[Start Dataset]

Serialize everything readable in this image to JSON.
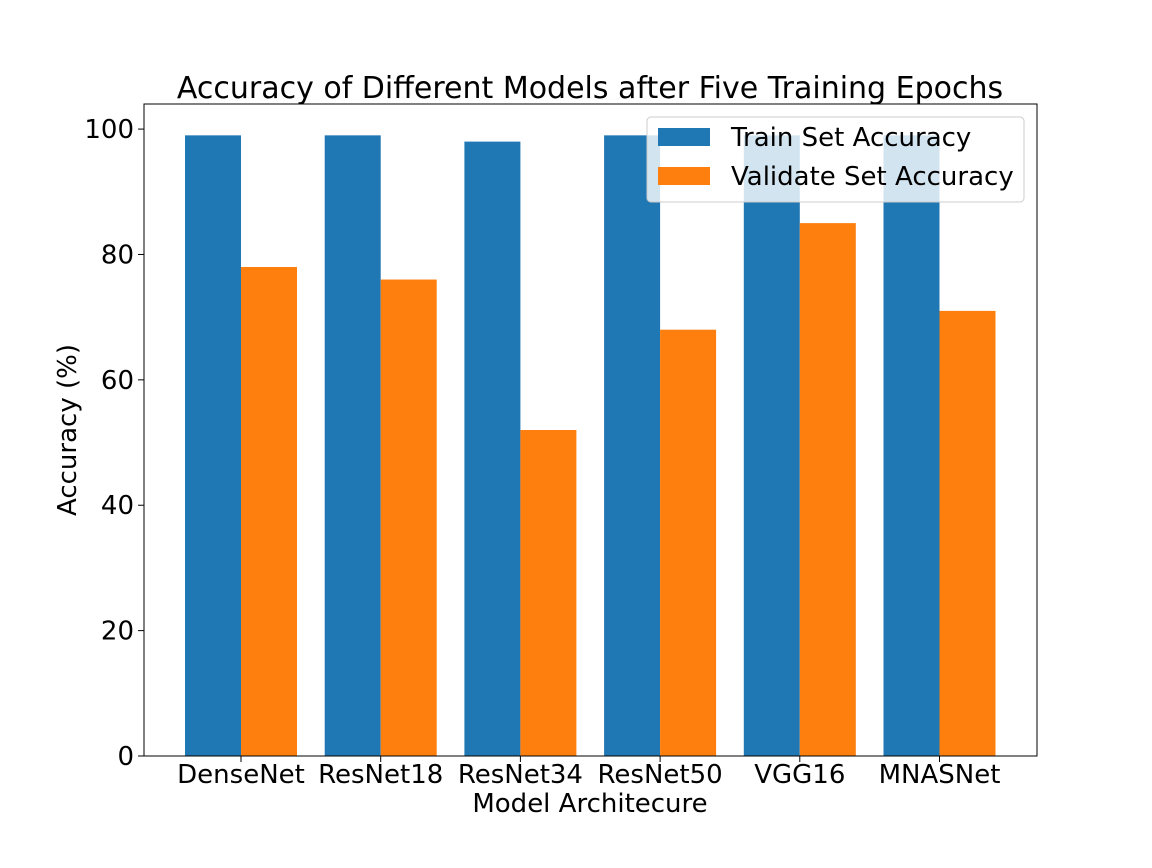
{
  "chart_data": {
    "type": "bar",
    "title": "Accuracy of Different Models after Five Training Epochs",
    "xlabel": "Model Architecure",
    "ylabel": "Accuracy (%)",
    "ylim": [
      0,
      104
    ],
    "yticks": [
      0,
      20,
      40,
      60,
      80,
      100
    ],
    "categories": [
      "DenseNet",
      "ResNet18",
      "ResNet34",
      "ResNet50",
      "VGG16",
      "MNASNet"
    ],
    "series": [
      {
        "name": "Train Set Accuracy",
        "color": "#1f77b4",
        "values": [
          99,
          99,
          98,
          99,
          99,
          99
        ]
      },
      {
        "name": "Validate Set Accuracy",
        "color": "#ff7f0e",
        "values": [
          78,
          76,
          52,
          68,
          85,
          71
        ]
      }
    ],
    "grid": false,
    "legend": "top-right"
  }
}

[End Dataset]

**Directive**
Quote all the lines above exactly as given. Do not include the pictures.

**Response below**
Serialize everything readable in this image to JSON.
{
  "chart_data": {
    "type": "bar",
    "title": "Accuracy of Different Models after Five Training Epochs",
    "xlabel": "Model Architecure",
    "ylabel": "Accuracy (%)",
    "ylim": [
      0,
      104
    ],
    "yticks": [
      0,
      20,
      40,
      60,
      80,
      100
    ],
    "categories": [
      "DenseNet",
      "ResNet18",
      "ResNet34",
      "ResNet50",
      "VGG16",
      "MNASNet"
    ],
    "series": [
      {
        "name": "Train Set Accuracy",
        "color": "#1f77b4",
        "values": [
          99,
          99,
          98,
          99,
          99,
          99
        ]
      },
      {
        "name": "Validate Set Accuracy",
        "color": "#ff7f0e",
        "values": [
          78,
          76,
          52,
          68,
          85,
          71
        ]
      }
    ],
    "grid": false,
    "legend": "top-right"
  }
}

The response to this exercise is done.